* **Text under study**:
Dioxin-Type Activity for Polyhalogenated Arylic Derivatives. A QSAR Model Based on MTD-Method

Abstract

QSARs by the Minimal Steric/Topologic Difference (MTD)-method were performed for general toxicity, hepatic cytosol receptor binding and aryl hydrocarbon hydroxylase induction on polychlorinated and polybrominated derivatives of dibenzo-p-dioxin, dibenzofuran and biphenyl. Low energy conformations selected by molecular mechanics calculations and superpositions of the considered structures for the construction of the hypermolecule were performed using the COSMIC molecular modelling package. The multiconformational-MTD-method was used. Correlation coefficients of r = 0.8 to 0.9 were obtained as well as good cross-validation results, for series of up to 70 compounds. Conformational analysis of flexible molecules suggests their accommodation in the receptor site also in non planar conformations corresponding to the first stable one (minimum energy costs) above the global minimum. A common optimised receptor site can be attributed for all series of compounds, with a rather high symmetry, which suggests that these compounds produce gene activation by dimerization of their receptor protein. The high toxicity of dioxin-type compounds could be explained by their high stability that produce long lasting, abnormally high levels of some detoxification enzymes—without toxic effects at their low and normal levels.

* **Activities**:
A - For each statement, say whether it agrees with the QSAR abstract, answering yes or no and quoting the words that decide it: (i) the hypermolecule was built using the COSMIC molecular modelling package; (ii) the series analyzed held up to 100 compounds; (iii) a separate receptor site is attributed to each series of compounds.
B - In the QSAR abstract, what range of correlation coefficients was obtained?
The entries are not needed for this work.

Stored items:
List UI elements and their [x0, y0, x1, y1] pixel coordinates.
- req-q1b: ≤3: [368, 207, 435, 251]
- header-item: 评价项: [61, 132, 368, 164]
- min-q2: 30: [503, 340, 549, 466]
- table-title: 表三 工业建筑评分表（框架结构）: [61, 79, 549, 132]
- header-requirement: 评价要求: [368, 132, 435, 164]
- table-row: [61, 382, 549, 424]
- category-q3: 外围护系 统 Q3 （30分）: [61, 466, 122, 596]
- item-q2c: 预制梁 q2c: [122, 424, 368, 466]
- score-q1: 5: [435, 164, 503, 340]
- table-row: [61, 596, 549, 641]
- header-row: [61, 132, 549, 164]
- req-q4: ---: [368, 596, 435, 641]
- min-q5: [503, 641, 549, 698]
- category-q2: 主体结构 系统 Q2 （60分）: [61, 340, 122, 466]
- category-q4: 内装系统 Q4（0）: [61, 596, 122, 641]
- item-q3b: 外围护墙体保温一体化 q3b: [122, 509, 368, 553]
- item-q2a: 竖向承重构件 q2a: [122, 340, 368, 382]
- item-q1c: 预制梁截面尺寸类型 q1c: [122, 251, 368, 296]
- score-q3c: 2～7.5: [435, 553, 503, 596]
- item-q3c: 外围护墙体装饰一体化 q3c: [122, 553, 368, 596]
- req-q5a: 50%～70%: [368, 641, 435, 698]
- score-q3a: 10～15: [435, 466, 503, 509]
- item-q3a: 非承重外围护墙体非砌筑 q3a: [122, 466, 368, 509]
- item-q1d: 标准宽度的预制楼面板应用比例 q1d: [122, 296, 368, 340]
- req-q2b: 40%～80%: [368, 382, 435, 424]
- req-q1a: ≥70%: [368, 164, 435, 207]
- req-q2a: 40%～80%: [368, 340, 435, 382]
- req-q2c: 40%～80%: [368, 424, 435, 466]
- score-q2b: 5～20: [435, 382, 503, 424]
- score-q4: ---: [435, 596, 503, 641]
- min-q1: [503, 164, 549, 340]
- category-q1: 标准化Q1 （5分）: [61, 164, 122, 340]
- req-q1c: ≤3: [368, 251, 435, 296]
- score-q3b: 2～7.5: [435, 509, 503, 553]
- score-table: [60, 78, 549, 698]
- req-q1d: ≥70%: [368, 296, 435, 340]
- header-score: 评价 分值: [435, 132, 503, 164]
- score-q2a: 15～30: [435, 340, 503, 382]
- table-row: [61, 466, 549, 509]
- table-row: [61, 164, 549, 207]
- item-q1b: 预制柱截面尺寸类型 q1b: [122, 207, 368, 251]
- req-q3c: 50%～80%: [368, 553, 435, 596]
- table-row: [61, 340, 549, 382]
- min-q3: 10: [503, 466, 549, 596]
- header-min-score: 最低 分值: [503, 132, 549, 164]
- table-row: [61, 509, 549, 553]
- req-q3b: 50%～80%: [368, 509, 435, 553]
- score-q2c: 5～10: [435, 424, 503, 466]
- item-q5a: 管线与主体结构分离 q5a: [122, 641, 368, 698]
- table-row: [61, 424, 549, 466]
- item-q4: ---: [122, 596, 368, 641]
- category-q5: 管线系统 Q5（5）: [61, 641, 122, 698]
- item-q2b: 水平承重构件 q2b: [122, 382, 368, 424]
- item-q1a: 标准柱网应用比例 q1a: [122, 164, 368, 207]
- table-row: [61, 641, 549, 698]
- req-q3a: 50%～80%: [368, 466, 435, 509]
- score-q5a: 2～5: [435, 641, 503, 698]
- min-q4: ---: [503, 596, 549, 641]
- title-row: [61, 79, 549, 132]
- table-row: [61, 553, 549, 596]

* **Written responses**:
A -
(i) Yes: "superpositions of the considered structures for the construction of the hypermolecule were performed using the COSMIC molecular modelling package"
(ii) No: "for series of up to 70 compounds"
(iii) No: "A common optimised receptor site can be attributed for all series of compounds"

B - r = 0.8 to 0.9